(Liste des données)
▶
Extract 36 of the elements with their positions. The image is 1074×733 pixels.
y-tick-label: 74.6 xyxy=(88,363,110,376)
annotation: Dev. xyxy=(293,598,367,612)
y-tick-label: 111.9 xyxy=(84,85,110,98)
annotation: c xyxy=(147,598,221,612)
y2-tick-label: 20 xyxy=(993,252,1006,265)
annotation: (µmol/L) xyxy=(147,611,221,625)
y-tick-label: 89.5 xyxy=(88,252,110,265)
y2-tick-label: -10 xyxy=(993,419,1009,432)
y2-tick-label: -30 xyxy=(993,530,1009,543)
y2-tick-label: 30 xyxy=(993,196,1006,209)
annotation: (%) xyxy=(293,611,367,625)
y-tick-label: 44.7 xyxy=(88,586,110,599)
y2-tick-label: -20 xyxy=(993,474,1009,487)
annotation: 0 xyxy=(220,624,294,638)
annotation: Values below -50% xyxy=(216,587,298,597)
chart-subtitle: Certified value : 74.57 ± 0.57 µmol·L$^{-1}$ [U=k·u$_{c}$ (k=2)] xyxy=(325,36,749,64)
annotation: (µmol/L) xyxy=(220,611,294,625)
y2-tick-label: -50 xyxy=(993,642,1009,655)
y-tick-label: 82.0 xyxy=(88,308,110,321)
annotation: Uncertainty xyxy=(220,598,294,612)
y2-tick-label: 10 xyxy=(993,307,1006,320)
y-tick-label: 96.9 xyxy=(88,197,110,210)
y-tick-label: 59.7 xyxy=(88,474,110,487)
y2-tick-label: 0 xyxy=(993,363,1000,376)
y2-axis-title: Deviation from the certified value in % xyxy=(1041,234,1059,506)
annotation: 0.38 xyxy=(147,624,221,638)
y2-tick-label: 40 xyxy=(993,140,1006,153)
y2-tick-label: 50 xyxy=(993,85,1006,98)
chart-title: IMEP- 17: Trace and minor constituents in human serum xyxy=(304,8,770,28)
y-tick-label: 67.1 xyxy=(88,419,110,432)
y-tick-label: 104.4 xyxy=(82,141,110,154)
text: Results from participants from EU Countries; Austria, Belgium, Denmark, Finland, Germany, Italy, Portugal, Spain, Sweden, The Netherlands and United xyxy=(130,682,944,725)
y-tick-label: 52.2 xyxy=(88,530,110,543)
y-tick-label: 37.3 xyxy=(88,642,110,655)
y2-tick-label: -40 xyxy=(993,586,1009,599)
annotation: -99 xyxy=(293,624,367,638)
◀
### OBJECTIF:
Modifiez la liste ci-dessus en remplaçant « Uncertainty » par « Incertitude ». Recopiez l'ensemble de la liste sans rien changer d'autre.

### RÉPONSE:
Extract 36 of the elements with their positions. The image is 1074×733 pixels.
y-tick-label: 74.6 xyxy=(88,363,110,376)
annotation: Dev. xyxy=(293,598,367,612)
y-tick-label: 111.9 xyxy=(84,85,110,98)
annotation: c xyxy=(147,598,221,612)
y2-tick-label: 20 xyxy=(993,252,1006,265)
annotation: (µmol/L) xyxy=(147,611,221,625)
y-tick-label: 89.5 xyxy=(88,252,110,265)
y2-tick-label: -10 xyxy=(993,419,1009,432)
y2-tick-label: -30 xyxy=(993,530,1009,543)
y2-tick-label: 30 xyxy=(993,196,1006,209)
annotation: (%) xyxy=(293,611,367,625)
y-tick-label: 44.7 xyxy=(88,586,110,599)
y2-tick-label: -20 xyxy=(993,474,1009,487)
annotation: 0 xyxy=(220,624,294,638)
annotation: Values below -50% xyxy=(216,587,298,597)
chart-subtitle: Certified value : 74.57 ± 0.57 µmol·L$^{-1}$ [U=k·u$_{c}$ (k=2)] xyxy=(325,36,749,64)
annotation: (µmol/L) xyxy=(220,611,294,625)
y2-tick-label: -50 xyxy=(993,642,1009,655)
y-tick-label: 82.0 xyxy=(88,308,110,321)
annotation: Incertitude xyxy=(220,598,294,612)
y2-tick-label: 10 xyxy=(993,307,1006,320)
y-tick-label: 96.9 xyxy=(88,197,110,210)
y-tick-label: 59.7 xyxy=(88,474,110,487)
y2-tick-label: 0 xyxy=(993,363,1000,376)
y2-axis-title: Deviation from the certified value in % xyxy=(1041,234,1059,506)
annotation: 0.38 xyxy=(147,624,221,638)
y2-tick-label: 40 xyxy=(993,140,1006,153)
y2-tick-label: 50 xyxy=(993,85,1006,98)
chart-title: IMEP- 17: Trace and minor constituents in human serum xyxy=(304,8,770,28)
y-tick-label: 67.1 xyxy=(88,419,110,432)
y-tick-label: 104.4 xyxy=(82,141,110,154)
text: Results from participants from EU Countries; Austria, Belgium, Denmark, Finland, Germany, Italy, Portugal, Spain, Sweden, The Netherlands and United xyxy=(130,682,944,725)
y-tick-label: 52.2 xyxy=(88,530,110,543)
y-tick-label: 37.3 xyxy=(88,642,110,655)
y2-tick-label: -40 xyxy=(993,586,1009,599)
annotation: -99 xyxy=(293,624,367,638)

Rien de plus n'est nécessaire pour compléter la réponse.